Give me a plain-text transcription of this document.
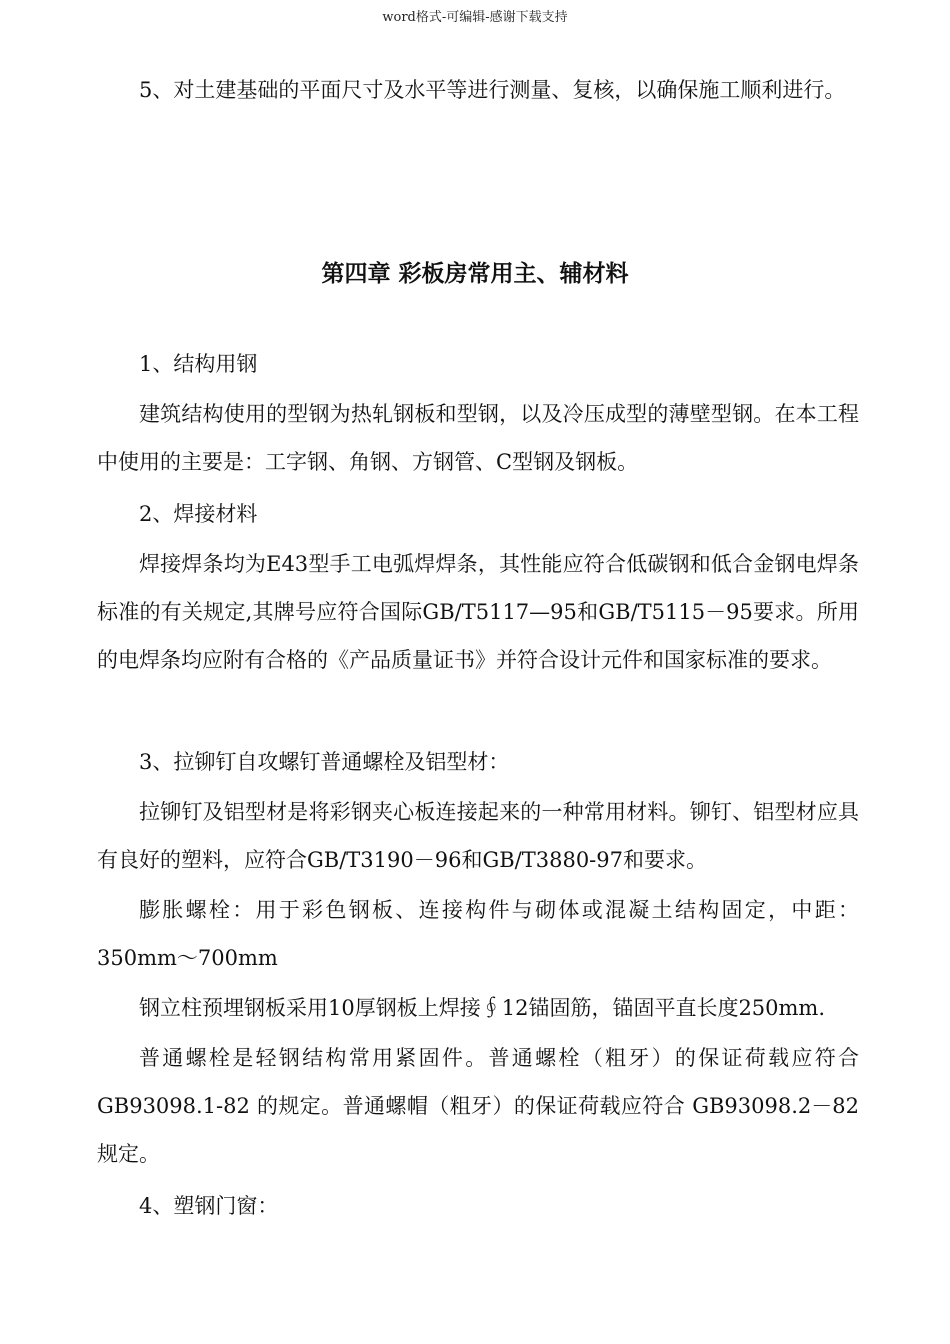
word格式-可编辑-感谢下载支持
第四章 彩板房常用主、辅材料

5、对土建基础的平面尺寸及水平等进行测量、复核，以确保施工顺利进行。

1、结构用钢

建筑结构使用的型钢为热轧钢板和型钢，以及冷压成型的薄壁型钢。在本工程中使用的主要是：工字钢、角钢、方钢管、C型钢及钢板。

2、焊接材料

焊接焊条均为E43型手工电弧焊焊条，其性能应符合低碳钢和低合金钢电焊条标准的有关规定,其牌号应符合国际GB/T5117—95和GB/T5115－95要求。所用的电焊条均应附有合格的《产品质量证书》并符合设计元件和国家标准的要求。

3、拉铆钉自攻螺钉普通螺栓及铝型材：

拉铆钉及铝型材是将彩钢夹心板连接起来的一种常用材料。铆钉、铝型材应具有良好的塑料，应符合GB/T3190－96和GB/T3880-97和要求。

膨胀螺栓：用于彩色钢板、连接构件与砌体或混凝土结构固定，中距：350mm～700mm

钢立柱预埋钢板采用10厚钢板上焊接∮12锚固筋，锚固平直长度250mm.

普通螺栓是轻钢结构常用紧固件。普通螺栓（粗牙）的保证荷载应符合GB93098.1-82 的规定。普通螺帽（粗牙）的保证荷载应符合 GB93098.2－82规定。

4、塑钢门窗：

# Written instruction
Leave out the pictures and repeat everything else in the records exactly.

# Task response
Give me a plain-text transcription of this document.
word格式-可编辑-感谢下载支持
第四章 彩板房常用主、辅材料

5、对土建基础的平面尺寸及水平等进行测量、复核，以确保施工顺利进行。

1、结构用钢

建筑结构使用的型钢为热轧钢板和型钢，以及冷压成型的薄壁型钢。在本工程中使用的主要是：工字钢、角钢、方钢管、C型钢及钢板。

2、焊接材料

焊接焊条均为E43型手工电弧焊焊条，其性能应符合低碳钢和低合金钢电焊条标准的有关规定,其牌号应符合国际GB/T5117—95和GB/T5115－95要求。所用的电焊条均应附有合格的《产品质量证书》并符合设计元件和国家标准的要求。

3、拉铆钉自攻螺钉普通螺栓及铝型材：

拉铆钉及铝型材是将彩钢夹心板连接起来的一种常用材料。铆钉、铝型材应具有良好的塑料，应符合GB/T3190－96和GB/T3880-97和要求。

膨胀螺栓：用于彩色钢板、连接构件与砌体或混凝土结构固定，中距：350mm～700mm

钢立柱预埋钢板采用10厚钢板上焊接∮12锚固筋，锚固平直长度250mm.

普通螺栓是轻钢结构常用紧固件。普通螺栓（粗牙）的保证荷载应符合GB93098.1-82 的规定。普通螺帽（粗牙）的保证荷载应符合 GB93098.2－82规定。

4、塑钢门窗：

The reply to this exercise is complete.